▸ **GIVEN REQUEST**:
Transcribe all of the material below word for word and leave out its pictures.

Saved entries

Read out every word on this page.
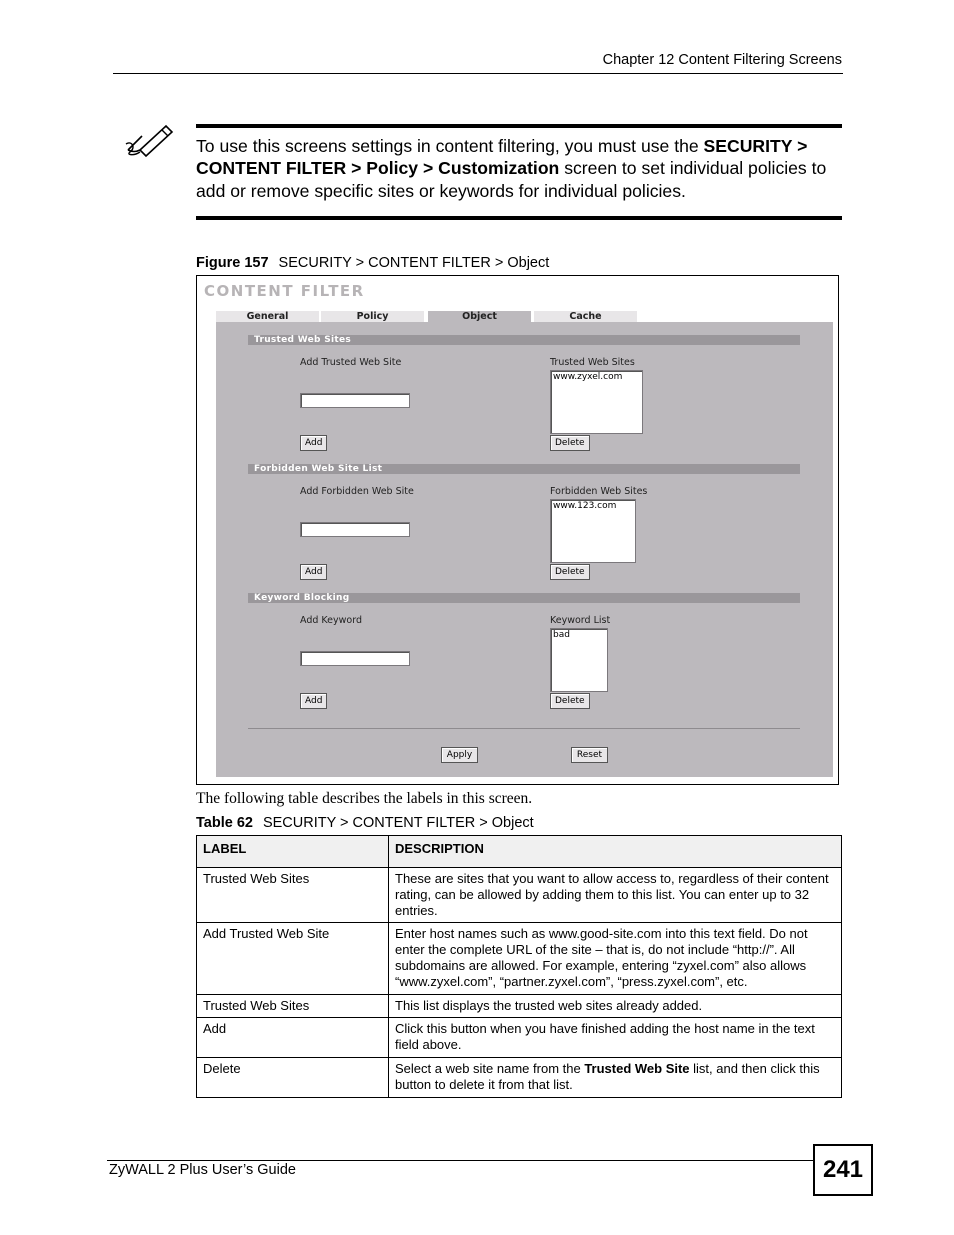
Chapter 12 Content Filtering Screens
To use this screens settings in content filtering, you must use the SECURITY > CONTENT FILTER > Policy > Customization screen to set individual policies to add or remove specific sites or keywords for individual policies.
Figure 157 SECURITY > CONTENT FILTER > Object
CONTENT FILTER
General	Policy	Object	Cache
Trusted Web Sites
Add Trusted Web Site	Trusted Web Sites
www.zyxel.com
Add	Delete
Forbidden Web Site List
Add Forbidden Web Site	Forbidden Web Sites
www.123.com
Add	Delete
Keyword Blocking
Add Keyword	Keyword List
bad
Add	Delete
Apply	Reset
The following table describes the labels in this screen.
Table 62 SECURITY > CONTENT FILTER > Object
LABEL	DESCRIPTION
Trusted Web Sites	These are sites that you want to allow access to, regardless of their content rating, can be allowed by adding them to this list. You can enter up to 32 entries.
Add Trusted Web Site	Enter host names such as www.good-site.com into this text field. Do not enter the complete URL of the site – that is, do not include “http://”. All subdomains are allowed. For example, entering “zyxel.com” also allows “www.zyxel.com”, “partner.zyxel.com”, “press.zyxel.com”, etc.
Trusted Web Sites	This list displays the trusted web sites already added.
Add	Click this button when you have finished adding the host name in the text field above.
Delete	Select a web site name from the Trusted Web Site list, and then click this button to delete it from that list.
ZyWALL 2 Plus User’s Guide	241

▸ **THE OUTPUT**:
Read out every word on this page.
Chapter 12 Content Filtering Screens
To use this screens settings in content filtering, you must use the SECURITY > CONTENT FILTER > Policy > Customization screen to set individual policies to add or remove specific sites or keywords for individual policies.
Figure 157 SECURITY > CONTENT FILTER > Object
CONTENT FILTER
General	Policy	Object	Cache
Trusted Web Sites
Add Trusted Web Site	Trusted Web Sites
www.zyxel.com
Add	Delete
Forbidden Web Site List
Add Forbidden Web Site	Forbidden Web Sites
www.123.com
Add	Delete
Keyword Blocking
Add Keyword	Keyword List
bad
Add	Delete
Apply	Reset
The following table describes the labels in this screen.
Table 62 SECURITY > CONTENT FILTER > Object
LABEL	DESCRIPTION
Trusted Web Sites	These are sites that you want to allow access to, regardless of their content rating, can be allowed by adding them to this list. You can enter up to 32 entries.
Add Trusted Web Site	Enter host names such as www.good-site.com into this text field. Do not enter the complete URL of the site – that is, do not include “http://”. All subdomains are allowed. For example, entering “zyxel.com” also allows “www.zyxel.com”, “partner.zyxel.com”, “press.zyxel.com”, etc.
Trusted Web Sites	This list displays the trusted web sites already added.
Add	Click this button when you have finished adding the host name in the text field above.
Delete	Select a web site name from the Trusted Web Site list, and then click this button to delete it from that list.
ZyWALL 2 Plus User’s Guide	241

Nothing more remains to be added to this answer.